### DATASET ENTRIES

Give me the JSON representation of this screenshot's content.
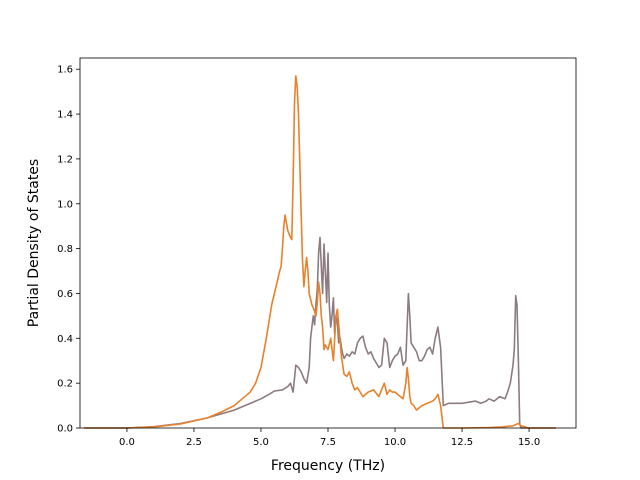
{
  "chart_data": {
    "type": "line",
    "title": "",
    "xlabel": "Frequency (THz)",
    "ylabel": "Partial Density of States",
    "xlim": [
      -1.75,
      16.75
    ],
    "ylim": [
      0.0,
      1.65
    ],
    "xticks": [
      0.0,
      2.5,
      5.0,
      7.5,
      10.0,
      12.5,
      15.0
    ],
    "xtick_labels": [
      "0.0",
      "2.5",
      "5.0",
      "7.5",
      "10.0",
      "12.5",
      "15.0"
    ],
    "yticks": [
      0.0,
      0.2,
      0.4,
      0.6,
      0.8,
      1.0,
      1.2,
      1.4,
      1.6
    ],
    "ytick_labels": [
      "0.0",
      "0.2",
      "0.4",
      "0.6",
      "0.8",
      "1.0",
      "1.2",
      "1.4",
      "1.6"
    ],
    "grid": false,
    "legend": "none",
    "series": [
      {
        "color": "#8c7b80",
        "x": [
          -1.6,
          0.0,
          1.0,
          2.0,
          3.0,
          4.0,
          4.5,
          5.0,
          5.3,
          5.5,
          5.8,
          6.0,
          6.1,
          6.2,
          6.3,
          6.4,
          6.5,
          6.6,
          6.7,
          6.8,
          6.85,
          6.9,
          6.95,
          7.0,
          7.05,
          7.1,
          7.15,
          7.2,
          7.25,
          7.3,
          7.35,
          7.4,
          7.45,
          7.5,
          7.55,
          7.6,
          7.65,
          7.7,
          7.75,
          7.8,
          7.85,
          7.9,
          7.95,
          8.0,
          8.05,
          8.1,
          8.2,
          8.3,
          8.4,
          8.5,
          8.6,
          8.7,
          8.8,
          8.9,
          9.0,
          9.1,
          9.2,
          9.3,
          9.4,
          9.5,
          9.6,
          9.7,
          9.8,
          9.9,
          10.0,
          10.1,
          10.2,
          10.3,
          10.4,
          10.45,
          10.5,
          10.55,
          10.6,
          10.7,
          10.8,
          10.9,
          11.0,
          11.1,
          11.2,
          11.3,
          11.4,
          11.5,
          11.6,
          11.7,
          11.8,
          12.0,
          12.5,
          13.0,
          13.2,
          13.4,
          13.5,
          13.7,
          13.9,
          14.1,
          14.2,
          14.3,
          14.4,
          14.45,
          14.5,
          14.55,
          14.6,
          14.65,
          14.7,
          15.0,
          16.0
        ],
        "y": [
          0.0,
          0.0,
          0.006,
          0.02,
          0.045,
          0.08,
          0.105,
          0.13,
          0.15,
          0.165,
          0.17,
          0.185,
          0.2,
          0.16,
          0.28,
          0.27,
          0.25,
          0.22,
          0.2,
          0.27,
          0.4,
          0.45,
          0.5,
          0.46,
          0.55,
          0.62,
          0.78,
          0.85,
          0.72,
          0.6,
          0.82,
          0.7,
          0.56,
          0.78,
          0.55,
          0.45,
          0.5,
          0.58,
          0.42,
          0.5,
          0.47,
          0.38,
          0.4,
          0.36,
          0.33,
          0.31,
          0.33,
          0.32,
          0.34,
          0.33,
          0.38,
          0.4,
          0.41,
          0.36,
          0.33,
          0.34,
          0.31,
          0.29,
          0.27,
          0.28,
          0.4,
          0.38,
          0.27,
          0.3,
          0.32,
          0.33,
          0.36,
          0.28,
          0.3,
          0.45,
          0.6,
          0.5,
          0.38,
          0.36,
          0.34,
          0.3,
          0.3,
          0.32,
          0.35,
          0.36,
          0.33,
          0.4,
          0.45,
          0.36,
          0.1,
          0.11,
          0.11,
          0.12,
          0.11,
          0.12,
          0.13,
          0.12,
          0.14,
          0.13,
          0.16,
          0.2,
          0.28,
          0.35,
          0.59,
          0.55,
          0.3,
          0.02,
          0.0,
          0.0,
          0.0
        ]
      },
      {
        "color": "#e8812a",
        "x": [
          -1.6,
          0.0,
          1.0,
          2.0,
          3.0,
          3.5,
          4.0,
          4.3,
          4.6,
          4.8,
          5.0,
          5.2,
          5.4,
          5.5,
          5.6,
          5.7,
          5.75,
          5.8,
          5.85,
          5.9,
          6.0,
          6.1,
          6.15,
          6.2,
          6.25,
          6.3,
          6.35,
          6.4,
          6.5,
          6.55,
          6.6,
          6.65,
          6.7,
          6.75,
          6.8,
          6.9,
          7.0,
          7.05,
          7.1,
          7.15,
          7.2,
          7.25,
          7.3,
          7.35,
          7.4,
          7.5,
          7.6,
          7.7,
          7.8,
          7.85,
          7.9,
          8.0,
          8.1,
          8.2,
          8.3,
          8.4,
          8.5,
          8.6,
          8.7,
          8.8,
          8.9,
          9.0,
          9.2,
          9.4,
          9.6,
          9.7,
          9.8,
          9.9,
          10.0,
          10.1,
          10.2,
          10.3,
          10.4,
          10.45,
          10.5,
          10.55,
          10.6,
          10.7,
          10.8,
          11.0,
          11.2,
          11.4,
          11.5,
          11.6,
          11.7,
          11.8,
          12.5,
          13.5,
          14.0,
          14.4,
          14.5,
          14.6,
          14.7,
          15.0,
          16.0
        ],
        "y": [
          0.0,
          0.0,
          0.005,
          0.018,
          0.045,
          0.07,
          0.1,
          0.13,
          0.16,
          0.2,
          0.27,
          0.4,
          0.55,
          0.6,
          0.65,
          0.7,
          0.72,
          0.8,
          0.9,
          0.95,
          0.88,
          0.85,
          0.84,
          1.1,
          1.45,
          1.57,
          1.52,
          1.4,
          0.95,
          0.75,
          0.63,
          0.7,
          0.76,
          0.7,
          0.6,
          0.55,
          0.52,
          0.5,
          0.56,
          0.65,
          0.6,
          0.5,
          0.45,
          0.35,
          0.37,
          0.35,
          0.4,
          0.3,
          0.5,
          0.53,
          0.46,
          0.32,
          0.24,
          0.23,
          0.25,
          0.2,
          0.17,
          0.18,
          0.16,
          0.14,
          0.15,
          0.16,
          0.17,
          0.14,
          0.2,
          0.15,
          0.17,
          0.16,
          0.16,
          0.15,
          0.14,
          0.13,
          0.2,
          0.27,
          0.22,
          0.14,
          0.11,
          0.1,
          0.08,
          0.1,
          0.11,
          0.12,
          0.13,
          0.15,
          0.1,
          0.0,
          0.0,
          0.002,
          0.005,
          0.01,
          0.015,
          0.02,
          0.01,
          0.0,
          0.0
        ]
      }
    ]
  }
}
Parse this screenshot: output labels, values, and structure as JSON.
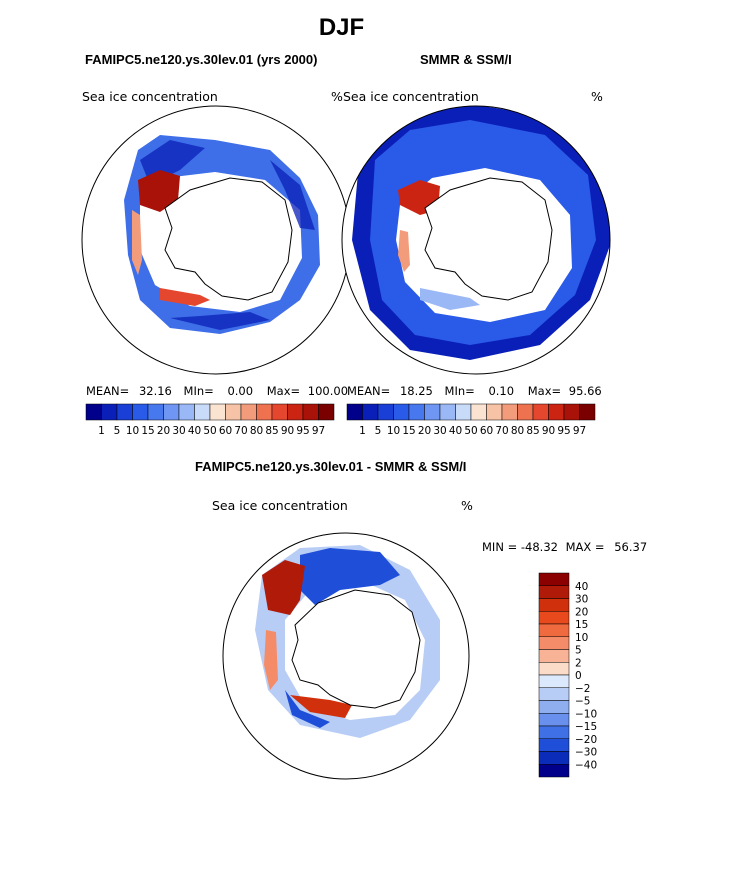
{
  "page": {
    "season": "DJF",
    "units": "%"
  },
  "panels": [
    {
      "model_title": "FAMIPC5.ne120.ys.30lev.01 (yrs 2000)",
      "variable": "Sea ice concentration",
      "units": "%",
      "stats": {
        "mean_label": "MEAN=",
        "mean": "32.16",
        "min_label": "MIn=",
        "min": "0.00",
        "max_label": "Max=",
        "max": "100.00"
      }
    },
    {
      "model_title": "SMMR & SSM/I",
      "variable": "Sea ice concentration",
      "units": "%",
      "stats": {
        "mean_label": "MEAN=",
        "mean": "18.25",
        "min_label": "MIn=",
        "min": "0.10",
        "max_label": "Max=",
        "max": "95.66"
      }
    }
  ],
  "diff_panel": {
    "title": "FAMIPC5.ne120.ys.30lev.01 - SMMR & SSM/I",
    "variable": "Sea ice concentration",
    "units": "%",
    "min_label": "MIN =",
    "min": "-48.32",
    "max_label": "MAX =",
    "max": "56.37"
  },
  "chart_data": [
    {
      "type": "heatmap",
      "projection": "south-polar-stereographic",
      "title": "FAMIPC5.ne120.ys.30lev.01 (yrs 2000)",
      "subtitle": "Sea ice concentration (%)",
      "stats": {
        "mean": 32.16,
        "min": 0.0,
        "max": 100.0
      },
      "colorbar": {
        "orientation": "horizontal",
        "tick_labels": [
          "1",
          "5",
          "10",
          "15",
          "20",
          "30",
          "40",
          "50",
          "60",
          "70",
          "80",
          "85",
          "90",
          "95",
          "97"
        ],
        "levels": [
          1,
          5,
          10,
          15,
          20,
          30,
          40,
          50,
          60,
          70,
          80,
          85,
          90,
          95,
          97
        ],
        "colors": [
          "#00008b",
          "#0a1fb8",
          "#1a3fd6",
          "#2a5ae8",
          "#4878ee",
          "#6e96f2",
          "#9ab8f6",
          "#c8dcfa",
          "#fbe3d2",
          "#f7c3a6",
          "#f39c7c",
          "#ee7250",
          "#e4472e",
          "#cc2412",
          "#a81208",
          "#7a0000"
        ]
      }
    },
    {
      "type": "heatmap",
      "projection": "south-polar-stereographic",
      "title": "SMMR & SSM/I",
      "subtitle": "Sea ice concentration (%)",
      "stats": {
        "mean": 18.25,
        "min": 0.1,
        "max": 95.66
      },
      "colorbar": {
        "orientation": "horizontal",
        "tick_labels": [
          "1",
          "5",
          "10",
          "15",
          "20",
          "30",
          "40",
          "50",
          "60",
          "70",
          "80",
          "85",
          "90",
          "95",
          "97"
        ],
        "levels": [
          1,
          5,
          10,
          15,
          20,
          30,
          40,
          50,
          60,
          70,
          80,
          85,
          90,
          95,
          97
        ],
        "colors": [
          "#00008b",
          "#0a1fb8",
          "#1a3fd6",
          "#2a5ae8",
          "#4878ee",
          "#6e96f2",
          "#9ab8f6",
          "#c8dcfa",
          "#fbe3d2",
          "#f7c3a6",
          "#f39c7c",
          "#ee7250",
          "#e4472e",
          "#cc2412",
          "#a81208",
          "#7a0000"
        ]
      }
    },
    {
      "type": "heatmap",
      "projection": "south-polar-stereographic",
      "title": "FAMIPC5.ne120.ys.30lev.01 - SMMR & SSM/I",
      "subtitle": "Sea ice concentration (%)",
      "stats": {
        "min": -48.32,
        "max": 56.37
      },
      "colorbar": {
        "orientation": "vertical",
        "tick_labels": [
          "40",
          "30",
          "20",
          "15",
          "10",
          "5",
          "2",
          "0",
          "−2",
          "−5",
          "−10",
          "−15",
          "−20",
          "−30",
          "−40"
        ],
        "levels": [
          40,
          30,
          20,
          15,
          10,
          5,
          2,
          0,
          -2,
          -5,
          -10,
          -15,
          -20,
          -30,
          -40
        ],
        "colors": [
          "#8b0000",
          "#b01a08",
          "#d0300c",
          "#e84a1e",
          "#f06a40",
          "#f48c6a",
          "#f8b396",
          "#fbdcc8",
          "#dce8fb",
          "#b8cdf6",
          "#8eaef0",
          "#6890ec",
          "#4070e6",
          "#1f4fd8",
          "#0a2cb8",
          "#00008b"
        ]
      }
    }
  ]
}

### REQUIRED TASK
Lines of the listing that contain the word "SMMR" are to be counted; report only their number.

### FULL SOLUTION
4